Dataset items:
::::::::::

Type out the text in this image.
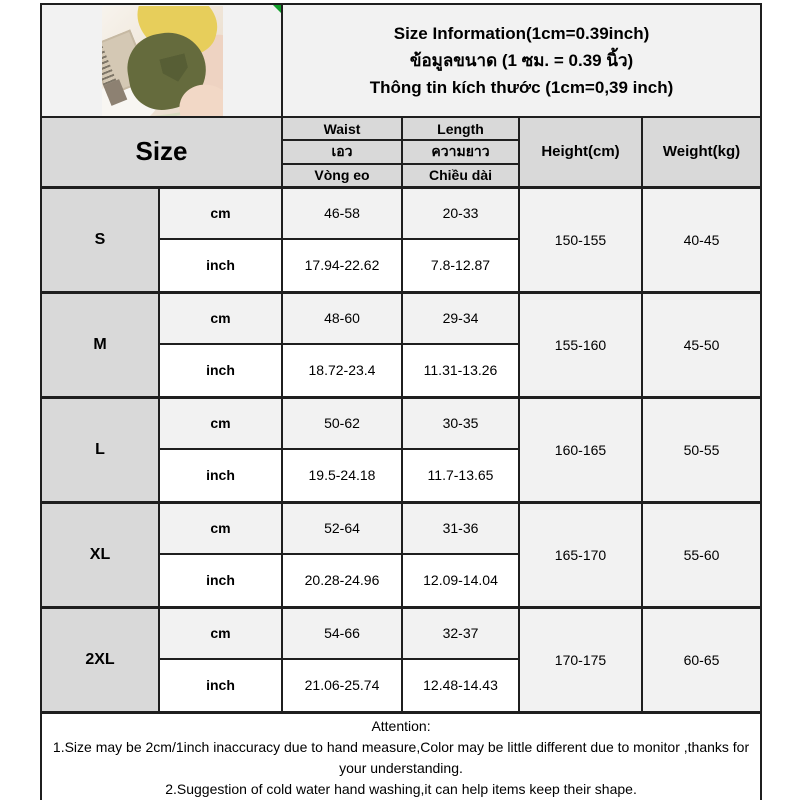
		Size Information(1cm=0.39inch)
ข้อมูลขนาด (1 ซม. = 0.39 นิ้ว)
Thông tin kích thước (1cm=0,39 inch)			

Size		Waist	Length	Height(cm)	Weight(kg)
		เอว	ความยาว		
		Vòng eo	Chiều dài		
S	cm	46-58	20-33	150-155	40-45
	inch	17.94-22.62	7.8-12.87		
M	cm	48-60	29-34	155-160	45-50
	inch	18.72-23.4	11.31-13.26		
L	cm	50-62	30-35	160-165	50-55
	inch	19.5-24.18	11.7-13.65		
XL	cm	52-64	31-36	165-170	55-60
	inch	20.28-24.96	12.09-14.04		
2XL	cm	54-66	32-37	170-175	60-65
	inch	21.06-25.74	12.48-14.43		

Attention:
1.Size may be 2cm/1inch inaccuracy due to hand measure,Color may be little different due to monitor ,thanks for your understanding.
2.Suggestion of cold water hand washing,it can help items keep their shape.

::::::::::

The problem >>
Copy each line of the records precisely and drop any images they hold.

Response to the exercise >>
Type out the text in this image.
		Size Information(1cm=0.39inch)
ข้อมูลขนาด (1 ซม. = 0.39 นิ้ว)
Thông tin kích thước (1cm=0,39 inch)			

Size		Waist	Length	Height(cm)	Weight(kg)
		เอว	ความยาว		
		Vòng eo	Chiều dài		
S	cm	46-58	20-33	150-155	40-45
	inch	17.94-22.62	7.8-12.87		
M	cm	48-60	29-34	155-160	45-50
	inch	18.72-23.4	11.31-13.26		
L	cm	50-62	30-35	160-165	50-55
	inch	19.5-24.18	11.7-13.65		
XL	cm	52-64	31-36	165-170	55-60
	inch	20.28-24.96	12.09-14.04		
2XL	cm	54-66	32-37	170-175	60-65
	inch	21.06-25.74	12.48-14.43		

Attention:
1.Size may be 2cm/1inch inaccuracy due to hand measure,Color may be little different due to monitor ,thanks for your understanding.
2.Suggestion of cold water hand washing,it can help items keep their shape.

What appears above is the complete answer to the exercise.